Record list
———

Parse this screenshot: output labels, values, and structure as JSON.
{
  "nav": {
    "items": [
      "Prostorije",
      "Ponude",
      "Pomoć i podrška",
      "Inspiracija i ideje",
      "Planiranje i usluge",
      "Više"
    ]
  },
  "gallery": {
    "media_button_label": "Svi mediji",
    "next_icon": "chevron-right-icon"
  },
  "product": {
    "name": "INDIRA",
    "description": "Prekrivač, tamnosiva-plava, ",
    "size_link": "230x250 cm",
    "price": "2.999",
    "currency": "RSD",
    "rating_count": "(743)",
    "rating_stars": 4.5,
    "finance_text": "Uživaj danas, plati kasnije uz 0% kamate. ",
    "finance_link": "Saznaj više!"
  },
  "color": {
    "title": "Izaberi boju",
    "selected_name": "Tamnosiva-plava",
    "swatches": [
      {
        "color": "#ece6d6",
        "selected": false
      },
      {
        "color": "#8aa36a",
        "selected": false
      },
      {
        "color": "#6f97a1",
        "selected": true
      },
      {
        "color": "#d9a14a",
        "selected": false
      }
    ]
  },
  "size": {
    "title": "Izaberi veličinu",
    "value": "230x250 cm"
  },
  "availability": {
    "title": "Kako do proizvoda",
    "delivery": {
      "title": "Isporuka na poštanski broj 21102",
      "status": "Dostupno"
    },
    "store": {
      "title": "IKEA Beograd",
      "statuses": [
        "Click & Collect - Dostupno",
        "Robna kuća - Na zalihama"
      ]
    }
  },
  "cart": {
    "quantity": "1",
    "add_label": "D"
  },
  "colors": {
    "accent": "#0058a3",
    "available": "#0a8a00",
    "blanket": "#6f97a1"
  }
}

———

What you will do
Once more, set down the full listing, verbatim.

Complete answer
Parse this screenshot: output labels, values, and structure as JSON.
{
  "nav": {
    "items": [
      "Prostorije",
      "Ponude",
      "Pomoć i podrška",
      "Inspiracija i ideje",
      "Planiranje i usluge",
      "Više"
    ]
  },
  "gallery": {
    "media_button_label": "Svi mediji",
    "next_icon": "chevron-right-icon"
  },
  "product": {
    "name": "INDIRA",
    "description": "Prekrivač, tamnosiva-plava, ",
    "size_link": "230x250 cm",
    "price": "2.999",
    "currency": "RSD",
    "rating_count": "(743)",
    "rating_stars": 4.5,
    "finance_text": "Uživaj danas, plati kasnije uz 0% kamate. ",
    "finance_link": "Saznaj više!"
  },
  "color": {
    "title": "Izaberi boju",
    "selected_name": "Tamnosiva-plava",
    "swatches": [
      {
        "color": "#ece6d6",
        "selected": false
      },
      {
        "color": "#8aa36a",
        "selected": false
      },
      {
        "color": "#6f97a1",
        "selected": true
      },
      {
        "color": "#d9a14a",
        "selected": false
      }
    ]
  },
  "size": {
    "title": "Izaberi veličinu",
    "value": "230x250 cm"
  },
  "availability": {
    "title": "Kako do proizvoda",
    "delivery": {
      "title": "Isporuka na poštanski broj 21102",
      "status": "Dostupno"
    },
    "store": {
      "title": "IKEA Beograd",
      "statuses": [
        "Click & Collect - Dostupno",
        "Robna kuća - Na zalihama"
      ]
    }
  },
  "cart": {
    "quantity": "1",
    "add_label": "D"
  },
  "colors": {
    "accent": "#0058a3",
    "available": "#0a8a00",
    "blanket": "#6f97a1"
  }
}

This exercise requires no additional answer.